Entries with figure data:
>> Begin

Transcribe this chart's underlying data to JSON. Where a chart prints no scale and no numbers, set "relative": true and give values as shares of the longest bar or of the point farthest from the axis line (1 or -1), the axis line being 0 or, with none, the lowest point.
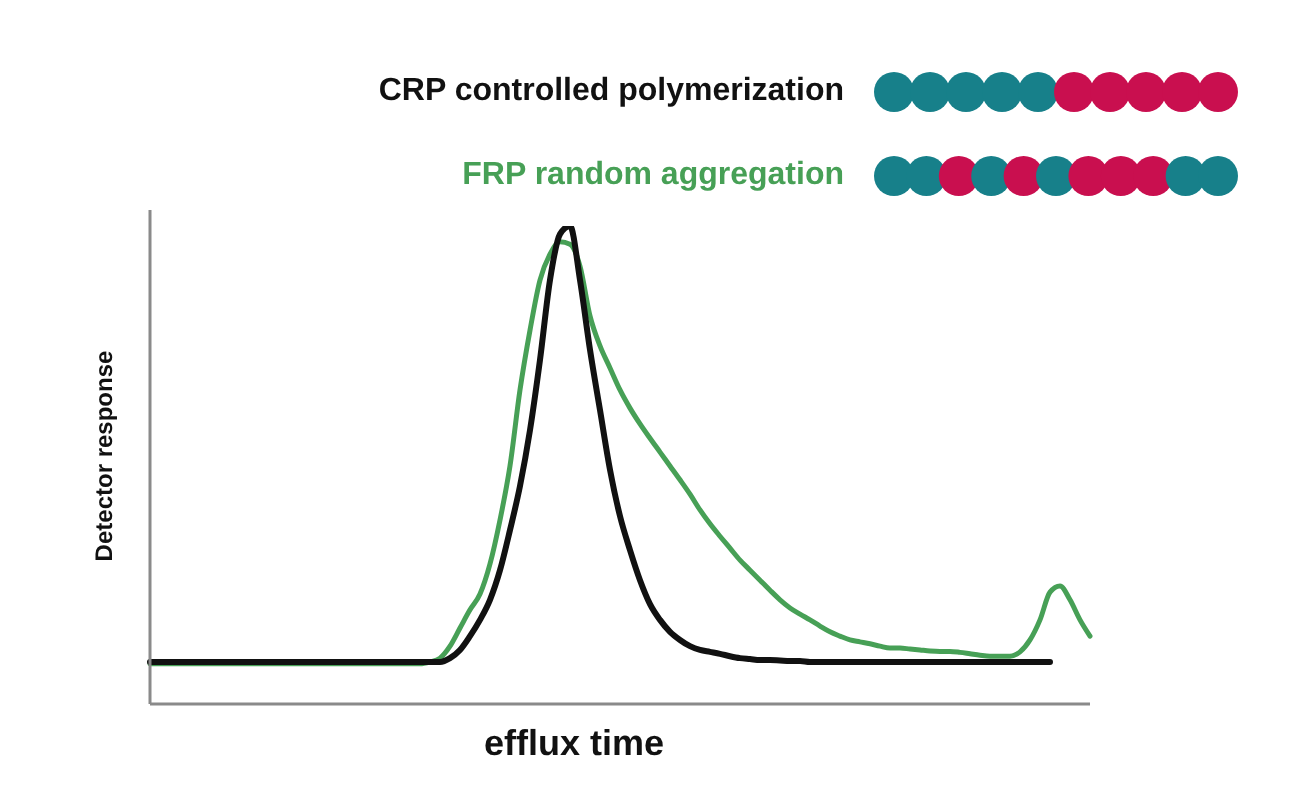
{
  "chart_data": {
    "type": "line",
    "relative": true,
    "xlabel": "efflux time",
    "ylabel": "Detector response",
    "legend": "top right",
    "categories": [
      null,
      null,
      null,
      null,
      null,
      null,
      null,
      null,
      null,
      null,
      null,
      null,
      null,
      null,
      null,
      null,
      null,
      null,
      null,
      null,
      null,
      null,
      null,
      null,
      null,
      null,
      null,
      null,
      null,
      null,
      null,
      null,
      null,
      null,
      null,
      null,
      null,
      null,
      null,
      null,
      null,
      null,
      null,
      null,
      null,
      null,
      null,
      null,
      null,
      null,
      null,
      null,
      null,
      null,
      null,
      null,
      null,
      null,
      null,
      null,
      null,
      null,
      null,
      null,
      null,
      null,
      null,
      null,
      null,
      null,
      null,
      null,
      null,
      null,
      null,
      null,
      null,
      null,
      null,
      null,
      null,
      null,
      null,
      null,
      null,
      null,
      null,
      null,
      null,
      null,
      null,
      null,
      null,
      null,
      null
    ],
    "series": [
      {
        "name": "CRP controlled polymerization",
        "color": "#111111",
        "values": [
          0.088,
          0.088,
          0.088,
          0.088,
          0.088,
          0.088,
          0.088,
          0.088,
          0.088,
          0.088,
          0.088,
          0.088,
          0.088,
          0.088,
          0.088,
          0.088,
          0.088,
          0.088,
          0.088,
          0.088,
          0.088,
          0.088,
          0.088,
          0.088,
          0.088,
          0.088,
          0.088,
          0.088,
          0.088,
          0.088,
          0.096,
          0.113,
          0.142,
          0.176,
          0.218,
          0.28,
          0.364,
          0.456,
          0.573,
          0.72,
          0.887,
          0.983,
          1.0,
          0.887,
          0.741,
          0.615,
          0.49,
          0.393,
          0.322,
          0.259,
          0.209,
          0.176,
          0.151,
          0.134,
          0.121,
          0.113,
          0.109,
          0.105,
          0.1,
          0.096,
          0.094,
          0.092,
          0.092,
          0.091,
          0.09,
          0.09,
          0.088,
          0.088,
          0.088,
          0.088,
          0.088,
          0.088,
          0.088,
          0.088,
          0.088,
          0.088,
          0.088,
          0.088,
          0.088,
          0.088,
          0.088,
          0.088,
          0.088,
          0.088,
          0.088,
          0.088,
          0.088,
          0.088,
          0.088,
          0.088,
          0.088,
          null,
          null,
          null,
          null
        ]
      },
      {
        "name": "FRP random aggregation",
        "color": "#47a056",
        "values": [
          0.084,
          0.084,
          0.084,
          0.084,
          0.084,
          0.084,
          0.084,
          0.084,
          0.084,
          0.084,
          0.084,
          0.084,
          0.084,
          0.084,
          0.084,
          0.084,
          0.084,
          0.084,
          0.084,
          0.084,
          0.084,
          0.084,
          0.084,
          0.084,
          0.084,
          0.084,
          0.084,
          0.084,
          0.088,
          0.096,
          0.121,
          0.159,
          0.197,
          0.23,
          0.293,
          0.385,
          0.498,
          0.657,
          0.782,
          0.887,
          0.941,
          0.967,
          0.962,
          0.916,
          0.812,
          0.749,
          0.703,
          0.657,
          0.619,
          0.586,
          0.556,
          0.527,
          0.498,
          0.469,
          0.439,
          0.406,
          0.377,
          0.351,
          0.326,
          0.301,
          0.28,
          0.259,
          0.238,
          0.218,
          0.201,
          0.188,
          0.176,
          0.163,
          0.151,
          0.142,
          0.134,
          0.13,
          0.126,
          0.121,
          0.117,
          0.117,
          0.115,
          0.113,
          0.111,
          0.11,
          0.11,
          0.108,
          0.105,
          0.102,
          0.1,
          0.1,
          0.1,
          0.109,
          0.134,
          0.176,
          0.234,
          0.247,
          0.218,
          0.176,
          0.142
        ]
      }
    ]
  }
}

>> End

# Task description
Check each line of these records for the string "name" and state only how many lines have it.

# Written response
2